> _Extracted data entries_

········

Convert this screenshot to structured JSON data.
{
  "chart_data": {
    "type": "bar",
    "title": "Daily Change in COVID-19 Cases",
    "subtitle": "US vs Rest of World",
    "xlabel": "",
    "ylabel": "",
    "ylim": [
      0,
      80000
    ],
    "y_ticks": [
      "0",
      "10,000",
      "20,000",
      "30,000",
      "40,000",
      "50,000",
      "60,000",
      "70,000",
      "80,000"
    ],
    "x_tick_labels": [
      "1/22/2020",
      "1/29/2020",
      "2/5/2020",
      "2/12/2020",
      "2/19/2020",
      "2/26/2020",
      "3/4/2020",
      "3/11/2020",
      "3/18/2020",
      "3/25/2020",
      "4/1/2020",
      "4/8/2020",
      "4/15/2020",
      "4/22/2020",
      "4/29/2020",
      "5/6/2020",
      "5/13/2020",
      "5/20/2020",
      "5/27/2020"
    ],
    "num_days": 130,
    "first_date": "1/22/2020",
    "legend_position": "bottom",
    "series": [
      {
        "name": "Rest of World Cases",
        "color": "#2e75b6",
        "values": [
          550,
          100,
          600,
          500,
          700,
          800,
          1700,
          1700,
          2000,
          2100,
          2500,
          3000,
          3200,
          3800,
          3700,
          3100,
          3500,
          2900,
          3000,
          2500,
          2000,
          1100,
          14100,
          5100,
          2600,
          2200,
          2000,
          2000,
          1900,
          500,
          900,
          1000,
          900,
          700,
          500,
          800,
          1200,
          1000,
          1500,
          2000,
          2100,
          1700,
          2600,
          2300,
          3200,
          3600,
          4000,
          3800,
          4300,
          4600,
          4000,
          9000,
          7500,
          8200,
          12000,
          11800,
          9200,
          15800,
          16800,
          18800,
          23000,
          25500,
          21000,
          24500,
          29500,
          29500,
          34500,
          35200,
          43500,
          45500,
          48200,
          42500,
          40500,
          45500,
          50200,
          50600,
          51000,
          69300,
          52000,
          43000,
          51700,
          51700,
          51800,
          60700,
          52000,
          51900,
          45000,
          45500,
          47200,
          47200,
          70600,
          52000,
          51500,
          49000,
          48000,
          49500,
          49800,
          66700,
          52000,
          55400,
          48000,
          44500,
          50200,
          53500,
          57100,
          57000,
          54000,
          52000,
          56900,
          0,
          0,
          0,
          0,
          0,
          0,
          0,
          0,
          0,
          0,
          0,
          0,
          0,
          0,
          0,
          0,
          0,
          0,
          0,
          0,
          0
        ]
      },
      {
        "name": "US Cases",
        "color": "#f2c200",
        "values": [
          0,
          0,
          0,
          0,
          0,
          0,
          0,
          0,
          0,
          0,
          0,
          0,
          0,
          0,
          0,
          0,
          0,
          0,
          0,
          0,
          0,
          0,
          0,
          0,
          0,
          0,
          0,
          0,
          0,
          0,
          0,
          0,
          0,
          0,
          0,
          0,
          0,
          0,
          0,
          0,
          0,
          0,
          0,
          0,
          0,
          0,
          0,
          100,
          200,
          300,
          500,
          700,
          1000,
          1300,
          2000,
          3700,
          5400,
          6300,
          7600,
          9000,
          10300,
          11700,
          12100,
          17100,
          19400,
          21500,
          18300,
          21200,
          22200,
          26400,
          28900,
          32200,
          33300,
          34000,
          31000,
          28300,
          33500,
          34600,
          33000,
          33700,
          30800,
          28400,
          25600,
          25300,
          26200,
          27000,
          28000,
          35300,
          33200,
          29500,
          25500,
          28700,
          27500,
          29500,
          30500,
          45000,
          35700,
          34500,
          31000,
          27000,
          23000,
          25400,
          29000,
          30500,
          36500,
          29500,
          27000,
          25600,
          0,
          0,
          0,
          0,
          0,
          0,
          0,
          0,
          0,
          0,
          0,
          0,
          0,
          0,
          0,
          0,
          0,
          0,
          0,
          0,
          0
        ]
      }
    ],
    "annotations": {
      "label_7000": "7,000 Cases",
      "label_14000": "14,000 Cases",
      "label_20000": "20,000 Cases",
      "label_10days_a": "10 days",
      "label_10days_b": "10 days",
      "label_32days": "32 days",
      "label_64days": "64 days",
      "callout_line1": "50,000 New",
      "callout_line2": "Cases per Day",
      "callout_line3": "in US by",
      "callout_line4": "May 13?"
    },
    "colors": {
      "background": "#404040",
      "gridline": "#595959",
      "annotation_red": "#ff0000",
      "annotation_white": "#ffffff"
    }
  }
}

········

> _SET TASK_
Among the entries, how many lines include the word "Rest"? Answer with a single number and nothing further.

> _SOLUTION TO THE EXERCISE_
2